Written exercise: How many lines in the material below contain the string "libs"? Reply with the number only.

[Layout region records]
+ + +
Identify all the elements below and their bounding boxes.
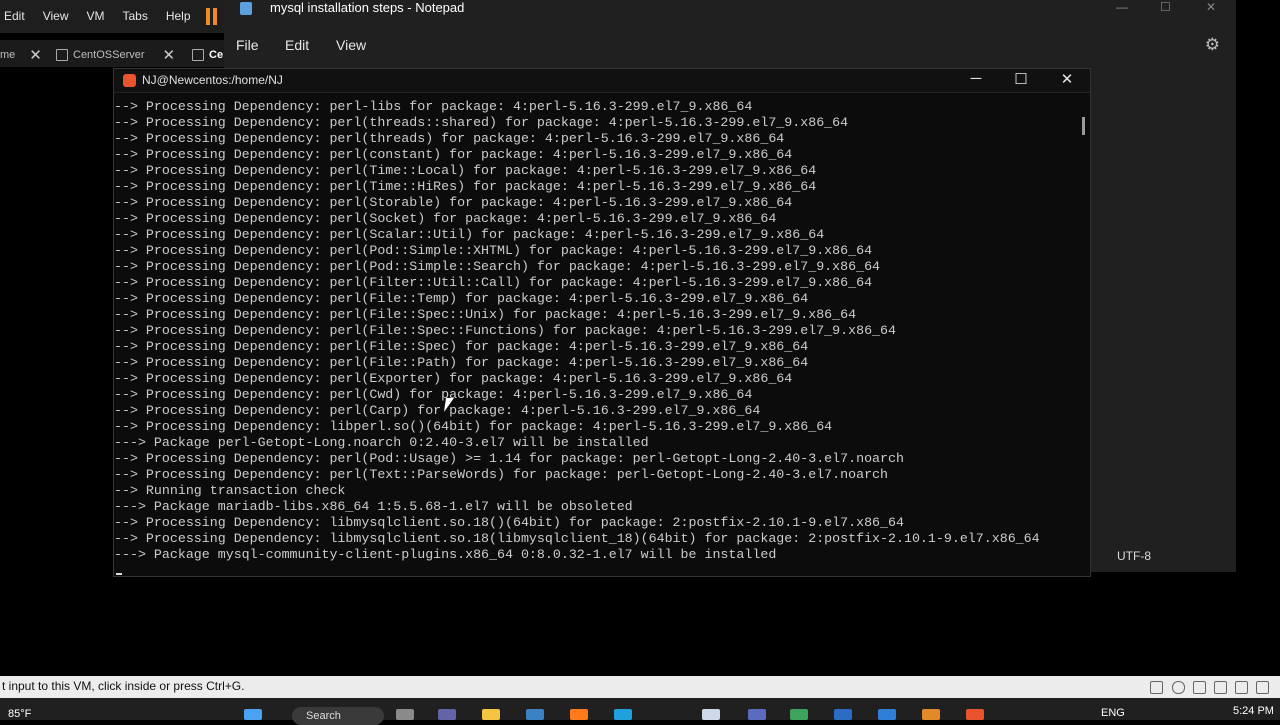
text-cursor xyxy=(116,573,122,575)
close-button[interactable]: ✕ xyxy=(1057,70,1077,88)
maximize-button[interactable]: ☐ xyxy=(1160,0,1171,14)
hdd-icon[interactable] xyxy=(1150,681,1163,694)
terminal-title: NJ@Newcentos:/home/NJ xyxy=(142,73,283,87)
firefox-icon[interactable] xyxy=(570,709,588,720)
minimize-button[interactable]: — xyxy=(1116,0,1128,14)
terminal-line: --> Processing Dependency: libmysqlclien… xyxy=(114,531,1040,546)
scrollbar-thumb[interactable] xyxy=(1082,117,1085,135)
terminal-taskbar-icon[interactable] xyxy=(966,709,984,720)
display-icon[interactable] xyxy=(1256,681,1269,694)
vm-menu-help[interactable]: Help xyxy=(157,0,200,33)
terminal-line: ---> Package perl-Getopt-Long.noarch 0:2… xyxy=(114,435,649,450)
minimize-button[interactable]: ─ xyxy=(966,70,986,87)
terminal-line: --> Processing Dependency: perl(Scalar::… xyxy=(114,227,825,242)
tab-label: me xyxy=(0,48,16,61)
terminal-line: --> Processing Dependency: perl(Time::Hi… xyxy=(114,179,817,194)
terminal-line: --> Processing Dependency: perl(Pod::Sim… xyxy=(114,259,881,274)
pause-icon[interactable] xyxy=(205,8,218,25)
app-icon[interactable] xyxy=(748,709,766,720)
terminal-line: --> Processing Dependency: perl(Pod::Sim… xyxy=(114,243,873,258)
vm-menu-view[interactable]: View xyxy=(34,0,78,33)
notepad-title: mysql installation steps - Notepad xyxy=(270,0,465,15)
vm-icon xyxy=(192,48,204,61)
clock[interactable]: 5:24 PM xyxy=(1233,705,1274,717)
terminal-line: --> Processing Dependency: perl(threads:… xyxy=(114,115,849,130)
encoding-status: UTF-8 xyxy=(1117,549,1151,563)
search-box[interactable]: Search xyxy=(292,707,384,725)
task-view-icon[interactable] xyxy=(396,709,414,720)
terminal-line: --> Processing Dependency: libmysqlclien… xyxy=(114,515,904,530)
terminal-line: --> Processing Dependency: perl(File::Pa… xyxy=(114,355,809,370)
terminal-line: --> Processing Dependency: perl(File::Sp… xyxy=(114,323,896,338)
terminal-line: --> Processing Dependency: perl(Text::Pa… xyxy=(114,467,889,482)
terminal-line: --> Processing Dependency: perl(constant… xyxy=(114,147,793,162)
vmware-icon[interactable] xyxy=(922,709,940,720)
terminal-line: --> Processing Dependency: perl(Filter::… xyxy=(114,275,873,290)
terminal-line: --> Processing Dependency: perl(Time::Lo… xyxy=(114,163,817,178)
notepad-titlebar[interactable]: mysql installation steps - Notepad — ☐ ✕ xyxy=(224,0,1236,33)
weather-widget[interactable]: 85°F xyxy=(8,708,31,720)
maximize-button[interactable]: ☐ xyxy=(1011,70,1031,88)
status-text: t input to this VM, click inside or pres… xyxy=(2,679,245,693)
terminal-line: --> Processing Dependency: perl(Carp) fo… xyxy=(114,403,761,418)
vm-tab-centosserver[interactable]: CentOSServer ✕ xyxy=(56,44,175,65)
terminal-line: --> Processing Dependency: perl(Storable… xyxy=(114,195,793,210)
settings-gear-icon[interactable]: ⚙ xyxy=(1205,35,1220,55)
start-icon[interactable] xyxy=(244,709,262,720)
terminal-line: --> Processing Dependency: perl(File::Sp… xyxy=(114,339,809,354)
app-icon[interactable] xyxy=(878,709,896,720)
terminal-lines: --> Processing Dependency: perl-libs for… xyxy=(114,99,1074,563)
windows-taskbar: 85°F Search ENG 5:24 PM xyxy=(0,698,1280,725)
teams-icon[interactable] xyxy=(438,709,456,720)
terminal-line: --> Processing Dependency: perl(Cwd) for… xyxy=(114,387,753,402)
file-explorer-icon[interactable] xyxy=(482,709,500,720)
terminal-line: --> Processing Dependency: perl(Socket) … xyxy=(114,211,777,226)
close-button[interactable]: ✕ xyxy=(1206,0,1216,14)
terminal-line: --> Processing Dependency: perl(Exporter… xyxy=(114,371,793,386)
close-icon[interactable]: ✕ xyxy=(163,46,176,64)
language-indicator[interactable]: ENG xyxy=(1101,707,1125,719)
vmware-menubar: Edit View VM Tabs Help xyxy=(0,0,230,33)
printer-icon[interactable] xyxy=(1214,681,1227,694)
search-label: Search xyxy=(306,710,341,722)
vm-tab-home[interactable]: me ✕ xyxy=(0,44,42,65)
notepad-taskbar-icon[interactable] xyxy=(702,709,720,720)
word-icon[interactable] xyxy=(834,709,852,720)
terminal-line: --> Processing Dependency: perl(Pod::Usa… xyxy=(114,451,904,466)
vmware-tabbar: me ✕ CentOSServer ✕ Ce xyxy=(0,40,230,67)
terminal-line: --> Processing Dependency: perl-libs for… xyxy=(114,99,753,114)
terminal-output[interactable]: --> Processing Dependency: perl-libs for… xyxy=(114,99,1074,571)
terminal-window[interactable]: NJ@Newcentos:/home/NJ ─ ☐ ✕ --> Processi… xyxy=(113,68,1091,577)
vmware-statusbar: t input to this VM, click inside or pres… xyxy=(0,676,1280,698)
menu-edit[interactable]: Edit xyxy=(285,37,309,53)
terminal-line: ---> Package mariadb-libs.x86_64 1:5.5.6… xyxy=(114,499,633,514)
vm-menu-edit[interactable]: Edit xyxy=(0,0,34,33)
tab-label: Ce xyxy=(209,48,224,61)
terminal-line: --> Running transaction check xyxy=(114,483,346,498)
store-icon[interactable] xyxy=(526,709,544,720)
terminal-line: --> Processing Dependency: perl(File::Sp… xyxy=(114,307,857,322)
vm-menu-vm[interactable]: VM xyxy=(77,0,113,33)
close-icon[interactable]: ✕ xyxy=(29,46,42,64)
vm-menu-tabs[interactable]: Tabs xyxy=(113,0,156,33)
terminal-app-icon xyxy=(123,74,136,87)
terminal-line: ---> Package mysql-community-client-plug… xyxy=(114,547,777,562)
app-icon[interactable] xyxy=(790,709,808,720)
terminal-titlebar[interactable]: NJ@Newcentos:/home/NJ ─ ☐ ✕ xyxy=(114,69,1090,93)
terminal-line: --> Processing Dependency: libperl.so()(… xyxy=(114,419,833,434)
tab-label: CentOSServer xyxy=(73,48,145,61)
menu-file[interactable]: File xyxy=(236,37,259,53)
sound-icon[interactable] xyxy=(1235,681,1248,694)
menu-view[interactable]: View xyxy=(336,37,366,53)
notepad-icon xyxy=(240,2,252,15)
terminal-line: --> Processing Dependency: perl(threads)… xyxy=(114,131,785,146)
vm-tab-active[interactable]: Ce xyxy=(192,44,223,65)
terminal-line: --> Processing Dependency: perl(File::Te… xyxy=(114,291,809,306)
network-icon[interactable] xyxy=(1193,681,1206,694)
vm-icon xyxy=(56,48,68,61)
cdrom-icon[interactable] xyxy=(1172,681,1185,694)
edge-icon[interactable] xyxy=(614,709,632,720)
+ + +
Full response: 4